» **SUPPLIED DATA**:
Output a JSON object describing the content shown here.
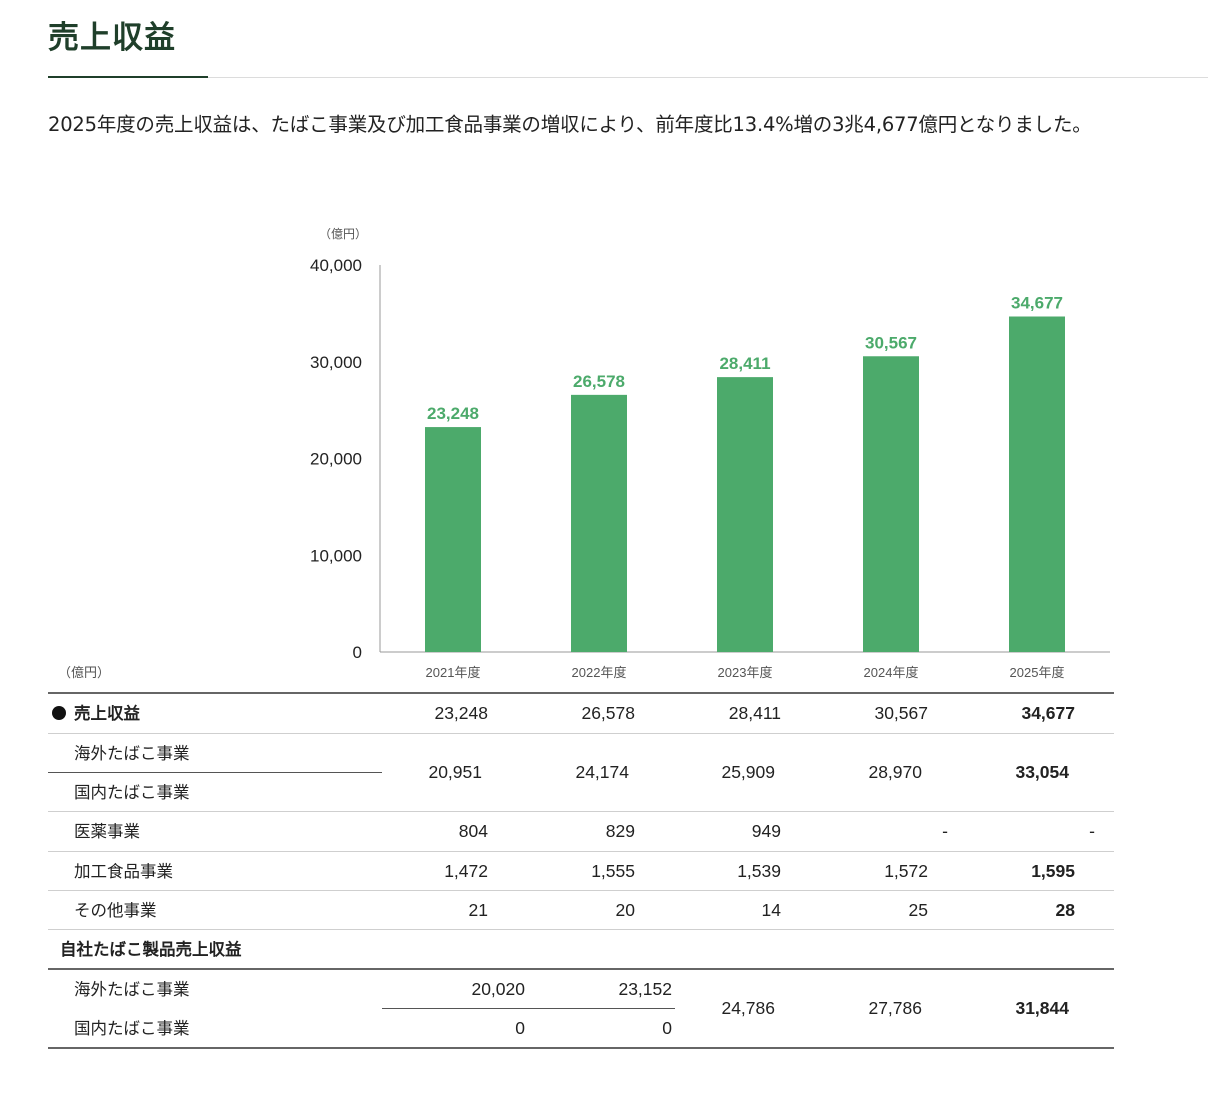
{
  "header": {
    "title": "売上収益",
    "summary": "2025年度の売上収益は、たばこ事業及び加工食品事業の増収により、前年度比13.4%増の3兆4,677億円となりました。"
  },
  "colors": {
    "bar": "#4caa6b",
    "title": "#1f3f2a"
  },
  "chart_data": {
    "type": "bar",
    "unit_label": "（億円）",
    "categories": [
      "2021年度",
      "2022年度",
      "2023年度",
      "2024年度",
      "2025年度"
    ],
    "values": [
      23248,
      26578,
      28411,
      30567,
      34677
    ],
    "data_labels": [
      "23,248",
      "26,578",
      "28,411",
      "30,567",
      "34,677"
    ],
    "yticks": [
      0,
      10000,
      20000,
      30000,
      40000
    ],
    "ytick_labels": [
      "0",
      "10,000",
      "20,000",
      "30,000",
      "40,000"
    ],
    "ylim": [
      0,
      40000
    ],
    "grid": false
  },
  "table": {
    "unit_label": "（億円）",
    "revenue": {
      "label": "売上収益",
      "values": [
        "23,248",
        "26,578",
        "28,411",
        "30,567",
        "34,677"
      ]
    },
    "overseas_tobacco": {
      "label": "海外たばこ事業"
    },
    "domestic_tobacco": {
      "label": "国内たばこ事業"
    },
    "tobacco_combined": [
      "20,951",
      "24,174",
      "25,909",
      "28,970",
      "33,054"
    ],
    "pharma": {
      "label": "医薬事業",
      "values": [
        "804",
        "829",
        "949",
        "-",
        "-"
      ]
    },
    "processed_food": {
      "label": "加工食品事業",
      "values": [
        "1,472",
        "1,555",
        "1,539",
        "1,572",
        "1,595"
      ]
    },
    "other": {
      "label": "その他事業",
      "values": [
        "21",
        "20",
        "14",
        "25",
        "28"
      ]
    },
    "own_products": {
      "label": "自社たばこ製品売上収益",
      "overseas_label": "海外たばこ事業",
      "domestic_label": "国内たばこ事業",
      "overseas_values": [
        "20,020",
        "23,152"
      ],
      "domestic_values": [
        "0",
        "0"
      ],
      "combined_values": [
        "24,786",
        "27,786",
        "31,844"
      ]
    }
  }
}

» **WORK TO COMPLETE**:
Pick out the lines containing the word "海外たばこ事業" and show them.

» **THE SOLUTION**:
      "label": "海外たばこ事業"
      "overseas_label": "海外たばこ事業",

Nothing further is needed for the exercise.